*Task to carry out:* Identify each line containing the word "提高学习兴趣" and copy it.

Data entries
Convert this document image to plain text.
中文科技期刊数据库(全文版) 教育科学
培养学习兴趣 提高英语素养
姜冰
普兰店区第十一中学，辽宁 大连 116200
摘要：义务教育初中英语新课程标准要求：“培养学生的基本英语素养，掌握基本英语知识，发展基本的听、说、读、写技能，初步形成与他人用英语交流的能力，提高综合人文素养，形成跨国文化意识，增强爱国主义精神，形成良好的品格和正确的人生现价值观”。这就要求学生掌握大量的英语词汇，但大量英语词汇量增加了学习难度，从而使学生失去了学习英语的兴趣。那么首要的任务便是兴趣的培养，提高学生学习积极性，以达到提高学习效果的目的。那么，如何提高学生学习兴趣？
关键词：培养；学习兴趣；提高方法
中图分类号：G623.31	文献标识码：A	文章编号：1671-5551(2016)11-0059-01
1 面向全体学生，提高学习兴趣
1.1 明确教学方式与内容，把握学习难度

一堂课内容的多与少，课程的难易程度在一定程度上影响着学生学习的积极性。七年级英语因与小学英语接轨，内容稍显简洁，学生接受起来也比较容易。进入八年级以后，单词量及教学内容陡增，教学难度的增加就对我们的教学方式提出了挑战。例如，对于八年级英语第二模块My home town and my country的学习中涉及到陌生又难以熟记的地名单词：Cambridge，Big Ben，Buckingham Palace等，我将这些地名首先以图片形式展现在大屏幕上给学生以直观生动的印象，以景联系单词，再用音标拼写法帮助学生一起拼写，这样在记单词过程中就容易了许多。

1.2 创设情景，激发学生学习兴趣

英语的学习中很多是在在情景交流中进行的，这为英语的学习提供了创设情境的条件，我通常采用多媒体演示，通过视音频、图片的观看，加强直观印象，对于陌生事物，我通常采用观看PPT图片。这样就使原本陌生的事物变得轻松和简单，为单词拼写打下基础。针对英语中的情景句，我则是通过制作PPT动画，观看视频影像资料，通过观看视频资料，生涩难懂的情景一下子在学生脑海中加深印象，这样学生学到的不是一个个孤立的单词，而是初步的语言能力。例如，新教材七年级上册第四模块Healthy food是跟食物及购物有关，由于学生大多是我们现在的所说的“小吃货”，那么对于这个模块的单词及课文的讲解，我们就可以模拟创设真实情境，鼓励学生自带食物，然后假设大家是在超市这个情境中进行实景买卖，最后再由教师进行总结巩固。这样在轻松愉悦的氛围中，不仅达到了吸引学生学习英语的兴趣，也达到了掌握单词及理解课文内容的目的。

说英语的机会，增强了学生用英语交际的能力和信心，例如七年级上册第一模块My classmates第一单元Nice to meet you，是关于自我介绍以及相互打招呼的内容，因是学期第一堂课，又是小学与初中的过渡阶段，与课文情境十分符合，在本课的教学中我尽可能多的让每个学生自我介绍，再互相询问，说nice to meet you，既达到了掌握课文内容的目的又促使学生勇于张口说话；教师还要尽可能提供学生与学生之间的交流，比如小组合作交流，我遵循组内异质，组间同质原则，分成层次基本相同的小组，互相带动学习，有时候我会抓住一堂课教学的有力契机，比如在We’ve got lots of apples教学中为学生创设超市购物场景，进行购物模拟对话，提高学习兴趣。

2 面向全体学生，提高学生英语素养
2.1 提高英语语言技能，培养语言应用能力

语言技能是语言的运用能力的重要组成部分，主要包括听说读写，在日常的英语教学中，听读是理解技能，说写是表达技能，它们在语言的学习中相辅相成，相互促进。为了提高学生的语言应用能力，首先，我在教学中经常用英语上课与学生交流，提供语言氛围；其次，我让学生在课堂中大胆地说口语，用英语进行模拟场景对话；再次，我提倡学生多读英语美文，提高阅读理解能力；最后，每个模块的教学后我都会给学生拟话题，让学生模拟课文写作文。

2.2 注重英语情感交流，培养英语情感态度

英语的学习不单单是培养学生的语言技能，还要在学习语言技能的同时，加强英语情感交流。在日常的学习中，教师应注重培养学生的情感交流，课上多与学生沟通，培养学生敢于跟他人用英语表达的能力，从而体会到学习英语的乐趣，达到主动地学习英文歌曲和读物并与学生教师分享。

*Task result:*
1 面向全体学生，提高学习兴趣
说英语的机会，增强了学生用英语交际的能力和信心，例如七年级上册第一模块My classmates第一单元Nice to meet you，是关于自我介绍以及相互打招呼的内容，因是学期第一堂课，又是小学与初中的过渡阶段，与课文情境十分符合，在本课的教学中我尽可能多的让每个学生自我介绍，再互相询问，说nice to meet you，既达到了掌握课文内容的目的又促使学生勇于张口说话；教师还要尽可能提供学生与学生之间的交流，比如小组合作交流，我遵循组内异质，组间同质原则，分成层次基本相同的小组，互相带动学习，有时候我会抓住一堂课教学的有力契机，比如在We’ve got lots of apples教学中为学生创设超市购物场景，进行购物模拟对话，提高学习兴趣。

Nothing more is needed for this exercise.